| GIVEN PROBLEM |
Select every line below containing the word "bottom".

| DATA LISTING |

################

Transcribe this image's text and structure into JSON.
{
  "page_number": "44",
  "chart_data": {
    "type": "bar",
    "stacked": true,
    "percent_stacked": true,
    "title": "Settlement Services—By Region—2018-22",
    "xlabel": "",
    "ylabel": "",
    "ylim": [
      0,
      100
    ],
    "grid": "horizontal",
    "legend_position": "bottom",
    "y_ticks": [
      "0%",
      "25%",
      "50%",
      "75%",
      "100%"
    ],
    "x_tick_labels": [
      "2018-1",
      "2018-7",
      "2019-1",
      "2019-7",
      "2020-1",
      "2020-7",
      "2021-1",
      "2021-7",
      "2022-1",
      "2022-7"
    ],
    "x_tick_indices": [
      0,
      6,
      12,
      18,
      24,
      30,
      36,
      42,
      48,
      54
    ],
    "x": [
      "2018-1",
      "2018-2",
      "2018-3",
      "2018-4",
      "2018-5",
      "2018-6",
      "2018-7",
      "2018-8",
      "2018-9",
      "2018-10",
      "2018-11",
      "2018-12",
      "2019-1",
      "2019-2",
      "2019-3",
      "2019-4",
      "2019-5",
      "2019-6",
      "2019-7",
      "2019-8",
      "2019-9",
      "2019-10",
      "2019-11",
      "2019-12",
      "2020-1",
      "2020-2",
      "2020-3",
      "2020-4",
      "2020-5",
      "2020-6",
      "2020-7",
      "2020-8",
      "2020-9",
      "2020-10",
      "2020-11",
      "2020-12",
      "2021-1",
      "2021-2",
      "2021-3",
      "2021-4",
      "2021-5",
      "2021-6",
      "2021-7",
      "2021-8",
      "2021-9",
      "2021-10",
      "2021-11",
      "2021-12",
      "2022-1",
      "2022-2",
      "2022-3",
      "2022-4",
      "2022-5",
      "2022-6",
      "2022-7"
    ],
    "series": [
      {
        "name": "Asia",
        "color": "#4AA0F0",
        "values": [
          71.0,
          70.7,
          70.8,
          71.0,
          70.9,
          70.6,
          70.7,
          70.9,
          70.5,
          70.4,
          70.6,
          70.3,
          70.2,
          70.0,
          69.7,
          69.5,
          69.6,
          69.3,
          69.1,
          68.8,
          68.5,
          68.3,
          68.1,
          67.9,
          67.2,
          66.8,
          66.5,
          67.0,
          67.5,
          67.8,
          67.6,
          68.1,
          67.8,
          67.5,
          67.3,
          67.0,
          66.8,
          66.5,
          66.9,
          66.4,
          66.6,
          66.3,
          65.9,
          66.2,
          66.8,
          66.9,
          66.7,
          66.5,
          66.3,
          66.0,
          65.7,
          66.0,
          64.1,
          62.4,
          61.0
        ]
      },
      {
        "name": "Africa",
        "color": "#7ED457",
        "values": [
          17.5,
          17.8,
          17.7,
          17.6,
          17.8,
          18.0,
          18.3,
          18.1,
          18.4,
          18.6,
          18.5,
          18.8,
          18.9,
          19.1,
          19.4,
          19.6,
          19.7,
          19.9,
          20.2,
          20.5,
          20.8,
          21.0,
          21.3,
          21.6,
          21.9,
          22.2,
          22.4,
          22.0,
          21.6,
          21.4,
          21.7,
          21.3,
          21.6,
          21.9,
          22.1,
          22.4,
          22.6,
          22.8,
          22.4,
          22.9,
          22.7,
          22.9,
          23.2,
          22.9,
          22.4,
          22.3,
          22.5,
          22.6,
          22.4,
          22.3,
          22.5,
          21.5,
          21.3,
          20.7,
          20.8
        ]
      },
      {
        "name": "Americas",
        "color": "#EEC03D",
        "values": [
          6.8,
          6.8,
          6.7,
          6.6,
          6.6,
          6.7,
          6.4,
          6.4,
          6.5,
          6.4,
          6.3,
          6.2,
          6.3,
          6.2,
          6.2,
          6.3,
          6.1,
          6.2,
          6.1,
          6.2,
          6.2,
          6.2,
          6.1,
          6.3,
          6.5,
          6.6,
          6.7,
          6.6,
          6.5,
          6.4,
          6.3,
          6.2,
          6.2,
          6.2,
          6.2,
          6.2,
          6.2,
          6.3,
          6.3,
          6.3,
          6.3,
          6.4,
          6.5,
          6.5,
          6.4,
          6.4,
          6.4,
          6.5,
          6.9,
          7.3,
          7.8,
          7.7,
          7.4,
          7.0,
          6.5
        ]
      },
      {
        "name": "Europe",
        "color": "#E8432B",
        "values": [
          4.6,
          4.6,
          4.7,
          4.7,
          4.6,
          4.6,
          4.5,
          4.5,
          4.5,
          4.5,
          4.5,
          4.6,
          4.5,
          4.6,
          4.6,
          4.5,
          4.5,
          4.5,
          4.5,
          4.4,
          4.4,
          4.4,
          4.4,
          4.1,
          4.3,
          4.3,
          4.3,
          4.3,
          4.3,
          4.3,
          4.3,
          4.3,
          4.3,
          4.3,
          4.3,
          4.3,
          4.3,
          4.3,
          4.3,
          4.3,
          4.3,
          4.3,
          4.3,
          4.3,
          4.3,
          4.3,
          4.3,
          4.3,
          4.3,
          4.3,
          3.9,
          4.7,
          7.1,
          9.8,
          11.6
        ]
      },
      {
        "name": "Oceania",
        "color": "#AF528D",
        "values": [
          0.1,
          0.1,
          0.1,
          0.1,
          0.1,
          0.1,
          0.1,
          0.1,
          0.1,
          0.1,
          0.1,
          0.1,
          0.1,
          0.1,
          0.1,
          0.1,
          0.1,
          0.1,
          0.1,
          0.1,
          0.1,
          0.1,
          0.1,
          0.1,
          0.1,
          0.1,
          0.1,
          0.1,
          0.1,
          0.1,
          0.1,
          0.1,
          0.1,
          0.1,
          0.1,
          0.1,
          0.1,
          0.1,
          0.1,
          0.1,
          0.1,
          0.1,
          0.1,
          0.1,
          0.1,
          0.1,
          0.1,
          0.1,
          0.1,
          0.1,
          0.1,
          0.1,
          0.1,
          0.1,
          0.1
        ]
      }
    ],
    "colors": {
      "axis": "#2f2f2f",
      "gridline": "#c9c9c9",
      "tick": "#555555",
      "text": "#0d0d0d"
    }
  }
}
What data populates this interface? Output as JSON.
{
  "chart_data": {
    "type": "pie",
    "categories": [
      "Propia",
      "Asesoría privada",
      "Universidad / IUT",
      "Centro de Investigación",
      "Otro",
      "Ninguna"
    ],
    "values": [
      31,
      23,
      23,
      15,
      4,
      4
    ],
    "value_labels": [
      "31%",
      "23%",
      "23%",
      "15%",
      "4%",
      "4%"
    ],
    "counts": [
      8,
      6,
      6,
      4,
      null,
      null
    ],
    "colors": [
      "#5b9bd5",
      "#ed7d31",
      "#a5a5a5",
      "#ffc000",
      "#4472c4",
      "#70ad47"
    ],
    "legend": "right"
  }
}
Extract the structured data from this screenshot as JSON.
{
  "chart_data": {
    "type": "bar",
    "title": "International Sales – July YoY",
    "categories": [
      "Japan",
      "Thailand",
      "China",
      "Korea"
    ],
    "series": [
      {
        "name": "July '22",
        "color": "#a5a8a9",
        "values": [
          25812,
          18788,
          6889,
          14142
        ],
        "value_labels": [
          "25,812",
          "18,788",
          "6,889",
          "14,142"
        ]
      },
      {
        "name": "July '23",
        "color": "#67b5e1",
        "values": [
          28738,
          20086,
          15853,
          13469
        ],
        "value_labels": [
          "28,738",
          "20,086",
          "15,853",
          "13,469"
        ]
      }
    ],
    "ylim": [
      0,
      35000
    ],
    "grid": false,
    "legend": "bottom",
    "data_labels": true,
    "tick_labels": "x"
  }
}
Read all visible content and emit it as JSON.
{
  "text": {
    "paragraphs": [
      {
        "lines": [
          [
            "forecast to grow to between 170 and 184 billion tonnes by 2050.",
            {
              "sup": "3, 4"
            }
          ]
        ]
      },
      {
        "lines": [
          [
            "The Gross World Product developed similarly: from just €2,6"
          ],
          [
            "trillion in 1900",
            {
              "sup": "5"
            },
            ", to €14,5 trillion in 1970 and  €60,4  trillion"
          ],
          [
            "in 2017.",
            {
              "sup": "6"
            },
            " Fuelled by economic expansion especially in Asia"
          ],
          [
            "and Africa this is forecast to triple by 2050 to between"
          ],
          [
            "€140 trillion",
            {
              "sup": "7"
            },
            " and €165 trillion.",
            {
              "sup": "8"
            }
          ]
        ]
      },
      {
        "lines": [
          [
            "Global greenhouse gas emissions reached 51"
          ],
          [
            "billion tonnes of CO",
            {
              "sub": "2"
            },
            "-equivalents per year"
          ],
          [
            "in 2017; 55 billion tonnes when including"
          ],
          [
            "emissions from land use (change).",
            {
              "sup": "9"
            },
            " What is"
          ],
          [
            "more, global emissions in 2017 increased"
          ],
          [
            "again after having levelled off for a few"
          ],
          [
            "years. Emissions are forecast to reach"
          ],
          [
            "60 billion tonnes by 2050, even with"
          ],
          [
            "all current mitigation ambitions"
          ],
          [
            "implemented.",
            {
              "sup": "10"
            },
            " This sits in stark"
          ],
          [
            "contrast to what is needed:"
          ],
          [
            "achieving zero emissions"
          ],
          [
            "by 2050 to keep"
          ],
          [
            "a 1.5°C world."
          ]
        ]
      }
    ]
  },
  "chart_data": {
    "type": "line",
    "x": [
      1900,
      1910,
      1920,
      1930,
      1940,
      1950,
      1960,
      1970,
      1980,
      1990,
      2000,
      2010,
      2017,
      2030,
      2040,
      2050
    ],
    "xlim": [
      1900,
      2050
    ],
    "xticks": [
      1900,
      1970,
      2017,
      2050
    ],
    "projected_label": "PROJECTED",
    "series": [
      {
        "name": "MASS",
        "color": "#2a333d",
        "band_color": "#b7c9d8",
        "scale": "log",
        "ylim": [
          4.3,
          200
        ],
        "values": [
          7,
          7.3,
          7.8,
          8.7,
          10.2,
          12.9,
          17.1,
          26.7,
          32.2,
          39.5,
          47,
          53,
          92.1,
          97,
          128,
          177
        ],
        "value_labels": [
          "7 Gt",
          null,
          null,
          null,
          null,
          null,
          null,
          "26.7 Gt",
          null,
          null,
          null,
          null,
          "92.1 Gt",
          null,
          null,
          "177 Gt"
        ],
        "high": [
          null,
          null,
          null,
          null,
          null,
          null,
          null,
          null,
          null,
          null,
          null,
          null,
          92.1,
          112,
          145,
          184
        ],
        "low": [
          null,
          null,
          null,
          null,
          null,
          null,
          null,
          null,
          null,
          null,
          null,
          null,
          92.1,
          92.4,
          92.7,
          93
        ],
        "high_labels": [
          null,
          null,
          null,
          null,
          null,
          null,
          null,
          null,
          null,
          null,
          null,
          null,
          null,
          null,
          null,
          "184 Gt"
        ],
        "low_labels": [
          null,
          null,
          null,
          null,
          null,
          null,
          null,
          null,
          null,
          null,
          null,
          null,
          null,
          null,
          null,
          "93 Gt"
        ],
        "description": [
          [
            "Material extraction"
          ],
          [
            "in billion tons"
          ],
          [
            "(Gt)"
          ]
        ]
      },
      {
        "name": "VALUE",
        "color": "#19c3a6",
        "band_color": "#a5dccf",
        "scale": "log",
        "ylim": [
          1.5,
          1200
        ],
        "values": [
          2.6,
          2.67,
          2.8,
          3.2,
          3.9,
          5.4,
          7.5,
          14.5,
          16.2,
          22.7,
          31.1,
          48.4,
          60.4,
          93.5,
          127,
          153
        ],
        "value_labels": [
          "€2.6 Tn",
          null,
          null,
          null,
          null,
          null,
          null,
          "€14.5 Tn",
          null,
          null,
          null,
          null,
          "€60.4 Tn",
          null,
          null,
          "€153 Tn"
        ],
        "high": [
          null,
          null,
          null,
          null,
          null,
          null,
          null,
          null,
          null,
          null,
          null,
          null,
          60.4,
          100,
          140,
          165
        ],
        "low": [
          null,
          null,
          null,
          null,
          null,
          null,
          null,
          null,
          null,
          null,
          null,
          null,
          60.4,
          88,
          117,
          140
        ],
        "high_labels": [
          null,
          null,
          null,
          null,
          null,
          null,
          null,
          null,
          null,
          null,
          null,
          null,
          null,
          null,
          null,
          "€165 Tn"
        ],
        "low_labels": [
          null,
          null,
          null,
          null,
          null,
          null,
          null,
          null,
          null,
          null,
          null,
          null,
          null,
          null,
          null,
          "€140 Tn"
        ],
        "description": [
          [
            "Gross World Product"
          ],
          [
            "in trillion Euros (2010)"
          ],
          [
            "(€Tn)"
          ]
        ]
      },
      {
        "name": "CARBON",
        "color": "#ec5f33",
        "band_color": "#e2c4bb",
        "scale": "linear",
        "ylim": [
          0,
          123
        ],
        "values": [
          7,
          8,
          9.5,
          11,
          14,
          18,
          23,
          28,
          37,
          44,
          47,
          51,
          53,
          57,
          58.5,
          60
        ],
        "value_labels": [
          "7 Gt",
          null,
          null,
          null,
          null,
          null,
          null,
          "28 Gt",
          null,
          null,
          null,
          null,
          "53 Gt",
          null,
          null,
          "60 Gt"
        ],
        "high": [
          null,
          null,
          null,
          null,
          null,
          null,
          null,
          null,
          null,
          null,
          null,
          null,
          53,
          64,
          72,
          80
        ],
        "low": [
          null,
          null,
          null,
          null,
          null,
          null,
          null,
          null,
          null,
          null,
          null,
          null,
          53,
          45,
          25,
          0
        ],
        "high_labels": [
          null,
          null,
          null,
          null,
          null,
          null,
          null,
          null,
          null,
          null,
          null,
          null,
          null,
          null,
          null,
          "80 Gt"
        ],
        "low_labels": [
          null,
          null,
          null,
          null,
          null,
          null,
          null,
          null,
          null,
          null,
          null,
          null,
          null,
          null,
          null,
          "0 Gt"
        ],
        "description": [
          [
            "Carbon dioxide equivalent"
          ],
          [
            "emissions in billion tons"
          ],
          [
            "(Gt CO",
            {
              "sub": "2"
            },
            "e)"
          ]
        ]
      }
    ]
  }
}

################

| SOLUTION |
    "legend_position": "bottom",
    "legend": "bottom",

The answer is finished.